■ What is needed ■
Below are records. Copy every line with "Hersenschimmen" in it.
<<<<
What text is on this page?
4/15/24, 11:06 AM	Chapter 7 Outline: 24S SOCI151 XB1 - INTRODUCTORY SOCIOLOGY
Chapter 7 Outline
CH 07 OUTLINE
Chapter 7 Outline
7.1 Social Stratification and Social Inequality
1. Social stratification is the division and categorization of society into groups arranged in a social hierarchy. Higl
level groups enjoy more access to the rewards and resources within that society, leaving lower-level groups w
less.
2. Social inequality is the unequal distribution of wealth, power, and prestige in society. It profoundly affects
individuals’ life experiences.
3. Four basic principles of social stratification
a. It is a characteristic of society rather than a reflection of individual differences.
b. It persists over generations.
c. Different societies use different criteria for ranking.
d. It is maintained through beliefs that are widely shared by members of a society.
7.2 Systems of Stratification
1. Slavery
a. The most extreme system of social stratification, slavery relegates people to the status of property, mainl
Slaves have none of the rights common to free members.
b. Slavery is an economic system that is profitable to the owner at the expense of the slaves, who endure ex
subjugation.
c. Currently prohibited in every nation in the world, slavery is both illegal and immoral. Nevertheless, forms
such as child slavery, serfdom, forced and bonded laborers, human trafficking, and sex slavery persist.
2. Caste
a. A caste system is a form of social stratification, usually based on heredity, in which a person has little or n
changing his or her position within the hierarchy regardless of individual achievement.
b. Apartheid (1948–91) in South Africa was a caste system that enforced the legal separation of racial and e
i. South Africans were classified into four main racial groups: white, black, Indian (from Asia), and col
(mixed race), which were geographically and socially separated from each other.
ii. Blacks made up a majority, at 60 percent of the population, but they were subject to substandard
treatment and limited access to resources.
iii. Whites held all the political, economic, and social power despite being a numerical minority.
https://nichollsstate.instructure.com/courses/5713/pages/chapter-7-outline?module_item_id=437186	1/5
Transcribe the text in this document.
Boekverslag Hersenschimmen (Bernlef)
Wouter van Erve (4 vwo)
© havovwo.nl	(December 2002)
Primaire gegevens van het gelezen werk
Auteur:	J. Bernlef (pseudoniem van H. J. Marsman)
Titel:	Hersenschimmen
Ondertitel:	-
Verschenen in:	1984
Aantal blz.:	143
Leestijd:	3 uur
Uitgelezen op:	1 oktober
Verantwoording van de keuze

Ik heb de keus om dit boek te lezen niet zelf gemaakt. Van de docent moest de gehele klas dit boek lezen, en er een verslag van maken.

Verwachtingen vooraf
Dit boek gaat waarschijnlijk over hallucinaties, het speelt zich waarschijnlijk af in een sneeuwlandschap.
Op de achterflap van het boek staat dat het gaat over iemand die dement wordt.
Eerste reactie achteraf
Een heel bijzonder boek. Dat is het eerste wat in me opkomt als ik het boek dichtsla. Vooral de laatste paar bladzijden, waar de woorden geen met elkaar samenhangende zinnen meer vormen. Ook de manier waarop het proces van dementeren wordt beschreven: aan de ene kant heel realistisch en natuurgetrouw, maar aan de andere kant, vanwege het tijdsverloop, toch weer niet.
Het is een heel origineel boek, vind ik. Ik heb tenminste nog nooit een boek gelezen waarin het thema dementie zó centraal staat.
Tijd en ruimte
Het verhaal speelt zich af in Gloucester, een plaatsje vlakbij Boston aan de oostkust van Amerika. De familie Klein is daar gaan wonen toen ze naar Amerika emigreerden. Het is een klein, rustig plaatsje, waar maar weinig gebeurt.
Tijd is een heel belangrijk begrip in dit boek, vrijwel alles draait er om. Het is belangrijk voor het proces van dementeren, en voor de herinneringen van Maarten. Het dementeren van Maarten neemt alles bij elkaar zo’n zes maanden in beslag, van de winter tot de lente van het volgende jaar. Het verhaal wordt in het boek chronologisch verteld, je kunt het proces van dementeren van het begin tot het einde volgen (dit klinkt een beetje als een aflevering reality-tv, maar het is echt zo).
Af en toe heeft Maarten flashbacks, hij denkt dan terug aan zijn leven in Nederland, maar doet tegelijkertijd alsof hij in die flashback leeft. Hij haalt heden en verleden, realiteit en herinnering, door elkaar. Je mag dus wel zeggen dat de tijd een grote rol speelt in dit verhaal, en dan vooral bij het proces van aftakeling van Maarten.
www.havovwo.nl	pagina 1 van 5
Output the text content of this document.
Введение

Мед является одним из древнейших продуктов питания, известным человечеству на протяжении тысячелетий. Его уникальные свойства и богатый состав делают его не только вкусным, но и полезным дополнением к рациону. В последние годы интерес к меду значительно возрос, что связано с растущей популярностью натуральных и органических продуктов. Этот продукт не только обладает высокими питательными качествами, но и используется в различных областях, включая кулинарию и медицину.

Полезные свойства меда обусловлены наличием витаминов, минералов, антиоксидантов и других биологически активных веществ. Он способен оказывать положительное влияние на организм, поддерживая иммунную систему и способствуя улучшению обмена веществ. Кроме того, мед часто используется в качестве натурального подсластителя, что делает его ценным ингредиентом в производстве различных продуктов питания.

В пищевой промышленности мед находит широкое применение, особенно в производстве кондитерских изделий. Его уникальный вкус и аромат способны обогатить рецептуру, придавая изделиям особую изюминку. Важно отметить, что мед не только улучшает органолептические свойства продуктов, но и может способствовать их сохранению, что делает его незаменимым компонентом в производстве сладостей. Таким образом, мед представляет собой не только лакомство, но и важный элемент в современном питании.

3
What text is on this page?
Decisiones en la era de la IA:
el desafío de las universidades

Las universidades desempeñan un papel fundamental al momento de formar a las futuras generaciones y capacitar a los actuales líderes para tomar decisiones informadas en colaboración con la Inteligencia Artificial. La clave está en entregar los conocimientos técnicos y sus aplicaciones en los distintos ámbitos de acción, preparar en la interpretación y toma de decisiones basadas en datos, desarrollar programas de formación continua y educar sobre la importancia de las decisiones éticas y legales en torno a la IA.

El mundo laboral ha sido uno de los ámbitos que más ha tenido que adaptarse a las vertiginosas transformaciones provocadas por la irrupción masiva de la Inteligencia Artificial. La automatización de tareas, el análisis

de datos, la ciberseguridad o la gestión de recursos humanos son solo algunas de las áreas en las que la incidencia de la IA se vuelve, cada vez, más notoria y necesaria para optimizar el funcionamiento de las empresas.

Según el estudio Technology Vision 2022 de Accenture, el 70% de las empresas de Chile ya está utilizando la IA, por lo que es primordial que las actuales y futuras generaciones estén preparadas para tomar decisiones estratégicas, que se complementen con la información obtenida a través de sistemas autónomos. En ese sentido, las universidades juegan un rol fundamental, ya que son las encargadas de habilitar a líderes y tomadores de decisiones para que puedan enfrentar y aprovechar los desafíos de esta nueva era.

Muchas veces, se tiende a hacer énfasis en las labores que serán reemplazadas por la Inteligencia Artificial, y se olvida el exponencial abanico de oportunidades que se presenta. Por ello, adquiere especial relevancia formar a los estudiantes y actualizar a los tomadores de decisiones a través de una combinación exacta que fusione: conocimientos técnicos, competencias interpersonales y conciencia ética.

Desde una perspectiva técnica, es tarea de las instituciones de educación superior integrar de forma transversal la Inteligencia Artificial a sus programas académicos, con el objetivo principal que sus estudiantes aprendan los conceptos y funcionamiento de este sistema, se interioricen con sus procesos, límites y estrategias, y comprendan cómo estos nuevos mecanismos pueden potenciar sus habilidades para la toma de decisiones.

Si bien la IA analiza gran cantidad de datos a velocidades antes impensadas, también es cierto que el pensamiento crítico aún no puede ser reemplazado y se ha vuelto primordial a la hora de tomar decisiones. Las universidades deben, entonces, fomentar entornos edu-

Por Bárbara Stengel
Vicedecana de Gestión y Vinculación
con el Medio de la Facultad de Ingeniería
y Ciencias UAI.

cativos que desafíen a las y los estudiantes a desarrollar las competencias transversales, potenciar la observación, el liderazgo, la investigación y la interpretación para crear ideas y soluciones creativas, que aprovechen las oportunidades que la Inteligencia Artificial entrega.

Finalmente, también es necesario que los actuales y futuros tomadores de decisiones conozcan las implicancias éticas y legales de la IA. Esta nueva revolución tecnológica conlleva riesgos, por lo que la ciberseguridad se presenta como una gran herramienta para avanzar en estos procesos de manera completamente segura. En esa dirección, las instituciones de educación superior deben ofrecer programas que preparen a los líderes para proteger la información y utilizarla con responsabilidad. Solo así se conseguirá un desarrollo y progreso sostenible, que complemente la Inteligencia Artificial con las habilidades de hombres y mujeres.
>>>>
■ Answer to the task ■
Boekverslag Hersenschimmen (Bernlef)
Titel:	Hersenschimmen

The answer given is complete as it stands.